(Lines of data)

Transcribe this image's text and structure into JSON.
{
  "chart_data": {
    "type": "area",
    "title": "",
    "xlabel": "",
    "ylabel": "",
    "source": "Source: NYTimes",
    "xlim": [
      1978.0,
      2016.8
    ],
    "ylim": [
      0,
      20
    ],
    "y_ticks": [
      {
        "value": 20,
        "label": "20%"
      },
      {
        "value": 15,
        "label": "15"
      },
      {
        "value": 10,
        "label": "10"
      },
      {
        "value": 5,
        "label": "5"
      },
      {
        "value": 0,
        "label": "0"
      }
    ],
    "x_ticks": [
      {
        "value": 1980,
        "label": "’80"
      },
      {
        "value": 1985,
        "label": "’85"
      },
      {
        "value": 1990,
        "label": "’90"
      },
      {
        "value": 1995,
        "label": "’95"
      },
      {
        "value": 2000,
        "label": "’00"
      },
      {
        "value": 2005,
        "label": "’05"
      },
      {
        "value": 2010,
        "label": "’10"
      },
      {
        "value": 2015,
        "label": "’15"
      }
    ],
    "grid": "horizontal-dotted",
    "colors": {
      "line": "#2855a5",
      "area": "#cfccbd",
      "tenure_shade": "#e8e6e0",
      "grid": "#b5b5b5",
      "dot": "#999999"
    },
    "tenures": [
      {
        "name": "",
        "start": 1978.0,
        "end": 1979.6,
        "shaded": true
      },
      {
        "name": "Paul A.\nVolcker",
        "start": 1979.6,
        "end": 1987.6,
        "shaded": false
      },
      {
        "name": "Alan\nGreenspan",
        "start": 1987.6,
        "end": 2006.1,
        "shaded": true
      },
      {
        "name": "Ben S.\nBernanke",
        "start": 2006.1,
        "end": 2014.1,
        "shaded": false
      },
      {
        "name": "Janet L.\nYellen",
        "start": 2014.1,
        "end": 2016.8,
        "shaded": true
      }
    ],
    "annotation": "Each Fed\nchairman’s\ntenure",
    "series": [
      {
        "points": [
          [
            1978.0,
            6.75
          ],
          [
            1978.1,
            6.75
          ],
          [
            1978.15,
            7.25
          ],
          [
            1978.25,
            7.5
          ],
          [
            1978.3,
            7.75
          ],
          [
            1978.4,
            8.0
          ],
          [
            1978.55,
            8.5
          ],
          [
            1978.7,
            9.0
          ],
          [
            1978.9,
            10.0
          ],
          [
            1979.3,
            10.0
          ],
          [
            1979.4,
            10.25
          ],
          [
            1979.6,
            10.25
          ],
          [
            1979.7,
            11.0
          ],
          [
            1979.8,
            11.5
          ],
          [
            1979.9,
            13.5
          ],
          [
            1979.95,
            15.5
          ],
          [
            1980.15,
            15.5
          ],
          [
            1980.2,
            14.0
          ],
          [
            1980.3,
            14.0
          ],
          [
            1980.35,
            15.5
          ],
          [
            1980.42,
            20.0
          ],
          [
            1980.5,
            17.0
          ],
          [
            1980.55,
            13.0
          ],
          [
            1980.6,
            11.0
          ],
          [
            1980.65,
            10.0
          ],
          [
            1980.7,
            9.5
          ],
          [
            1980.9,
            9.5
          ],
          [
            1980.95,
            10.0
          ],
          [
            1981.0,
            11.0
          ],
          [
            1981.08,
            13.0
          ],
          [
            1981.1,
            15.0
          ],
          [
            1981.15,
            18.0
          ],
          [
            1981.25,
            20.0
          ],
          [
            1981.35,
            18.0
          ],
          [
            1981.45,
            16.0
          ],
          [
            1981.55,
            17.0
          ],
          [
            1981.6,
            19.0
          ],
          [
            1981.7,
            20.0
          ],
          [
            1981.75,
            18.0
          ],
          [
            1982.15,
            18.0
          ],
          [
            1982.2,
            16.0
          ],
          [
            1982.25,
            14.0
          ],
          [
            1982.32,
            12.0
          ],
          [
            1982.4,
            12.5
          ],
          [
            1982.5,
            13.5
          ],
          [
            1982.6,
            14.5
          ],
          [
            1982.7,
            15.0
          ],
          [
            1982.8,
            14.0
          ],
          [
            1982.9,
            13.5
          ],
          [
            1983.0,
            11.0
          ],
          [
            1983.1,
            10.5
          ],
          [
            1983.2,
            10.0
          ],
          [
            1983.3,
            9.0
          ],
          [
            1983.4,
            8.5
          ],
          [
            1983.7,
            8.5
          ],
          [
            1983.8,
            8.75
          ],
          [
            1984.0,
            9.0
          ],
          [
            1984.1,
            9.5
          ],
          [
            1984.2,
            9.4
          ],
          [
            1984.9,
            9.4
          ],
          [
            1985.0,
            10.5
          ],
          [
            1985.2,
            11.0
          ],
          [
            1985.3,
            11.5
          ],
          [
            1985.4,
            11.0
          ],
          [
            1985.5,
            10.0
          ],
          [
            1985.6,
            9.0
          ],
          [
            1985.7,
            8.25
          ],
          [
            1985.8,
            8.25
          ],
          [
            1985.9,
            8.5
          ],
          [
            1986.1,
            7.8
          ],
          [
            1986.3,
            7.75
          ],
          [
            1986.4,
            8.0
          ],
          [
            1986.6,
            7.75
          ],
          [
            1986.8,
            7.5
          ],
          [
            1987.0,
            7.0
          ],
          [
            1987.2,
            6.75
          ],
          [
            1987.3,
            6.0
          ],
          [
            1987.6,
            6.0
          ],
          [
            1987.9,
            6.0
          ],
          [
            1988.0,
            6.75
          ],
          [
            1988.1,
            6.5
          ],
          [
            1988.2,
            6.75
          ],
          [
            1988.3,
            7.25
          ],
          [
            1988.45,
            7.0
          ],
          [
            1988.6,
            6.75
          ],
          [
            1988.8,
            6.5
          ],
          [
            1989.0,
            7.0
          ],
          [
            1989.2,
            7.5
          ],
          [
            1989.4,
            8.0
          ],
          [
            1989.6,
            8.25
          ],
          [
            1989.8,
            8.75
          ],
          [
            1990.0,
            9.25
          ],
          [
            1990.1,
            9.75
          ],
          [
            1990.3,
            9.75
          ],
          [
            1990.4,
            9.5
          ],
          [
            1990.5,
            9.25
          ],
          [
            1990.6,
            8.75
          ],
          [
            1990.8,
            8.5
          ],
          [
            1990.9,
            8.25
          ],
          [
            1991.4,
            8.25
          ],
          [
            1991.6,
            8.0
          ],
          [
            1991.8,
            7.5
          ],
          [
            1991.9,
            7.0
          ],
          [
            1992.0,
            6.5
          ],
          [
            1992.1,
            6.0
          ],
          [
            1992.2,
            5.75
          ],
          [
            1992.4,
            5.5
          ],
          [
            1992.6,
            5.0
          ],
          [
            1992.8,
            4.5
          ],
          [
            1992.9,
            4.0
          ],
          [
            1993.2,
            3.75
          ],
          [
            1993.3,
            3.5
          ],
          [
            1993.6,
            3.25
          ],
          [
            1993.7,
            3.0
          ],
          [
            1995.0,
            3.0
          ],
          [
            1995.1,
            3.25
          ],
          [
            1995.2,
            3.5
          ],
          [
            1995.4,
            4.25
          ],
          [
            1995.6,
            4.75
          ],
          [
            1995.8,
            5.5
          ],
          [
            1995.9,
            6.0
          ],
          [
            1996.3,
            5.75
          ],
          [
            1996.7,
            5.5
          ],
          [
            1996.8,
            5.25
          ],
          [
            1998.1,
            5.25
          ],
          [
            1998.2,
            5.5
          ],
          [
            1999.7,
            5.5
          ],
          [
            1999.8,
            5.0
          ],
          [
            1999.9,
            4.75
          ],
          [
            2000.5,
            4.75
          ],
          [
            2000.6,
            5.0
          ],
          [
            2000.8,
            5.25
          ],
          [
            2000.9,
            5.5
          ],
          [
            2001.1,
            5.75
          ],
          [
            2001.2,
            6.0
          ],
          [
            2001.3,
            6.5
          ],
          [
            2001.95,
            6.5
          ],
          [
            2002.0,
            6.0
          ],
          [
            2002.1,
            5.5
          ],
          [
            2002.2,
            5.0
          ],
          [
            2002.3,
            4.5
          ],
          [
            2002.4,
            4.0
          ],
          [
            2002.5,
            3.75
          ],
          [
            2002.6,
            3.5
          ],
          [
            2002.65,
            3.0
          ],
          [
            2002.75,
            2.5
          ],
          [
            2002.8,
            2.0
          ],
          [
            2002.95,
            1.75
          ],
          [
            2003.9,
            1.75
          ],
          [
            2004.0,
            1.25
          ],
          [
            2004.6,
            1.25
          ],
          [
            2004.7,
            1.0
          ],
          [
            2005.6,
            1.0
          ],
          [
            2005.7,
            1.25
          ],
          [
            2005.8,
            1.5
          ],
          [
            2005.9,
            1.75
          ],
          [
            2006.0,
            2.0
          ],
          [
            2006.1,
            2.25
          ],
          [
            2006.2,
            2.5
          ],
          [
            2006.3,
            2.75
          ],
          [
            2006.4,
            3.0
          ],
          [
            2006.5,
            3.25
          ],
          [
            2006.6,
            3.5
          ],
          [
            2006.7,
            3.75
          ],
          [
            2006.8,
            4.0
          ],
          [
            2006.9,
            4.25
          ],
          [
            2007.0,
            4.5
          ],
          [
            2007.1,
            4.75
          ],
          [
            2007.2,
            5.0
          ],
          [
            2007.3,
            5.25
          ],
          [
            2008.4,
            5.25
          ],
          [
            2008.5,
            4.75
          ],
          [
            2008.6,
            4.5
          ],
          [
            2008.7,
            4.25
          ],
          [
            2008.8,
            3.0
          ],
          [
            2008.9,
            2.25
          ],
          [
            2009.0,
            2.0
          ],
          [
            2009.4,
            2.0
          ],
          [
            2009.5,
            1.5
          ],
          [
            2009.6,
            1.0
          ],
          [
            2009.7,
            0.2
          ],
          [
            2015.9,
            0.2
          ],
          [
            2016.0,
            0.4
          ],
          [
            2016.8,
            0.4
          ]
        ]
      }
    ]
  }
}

▸ Goal
Locate each line with the word "start" and copy it.

▸ Response
        "start": 1978.0,
        "start": 1979.6,
        "start": 1987.6,
        "start": 2006.1,
        "start": 2014.1,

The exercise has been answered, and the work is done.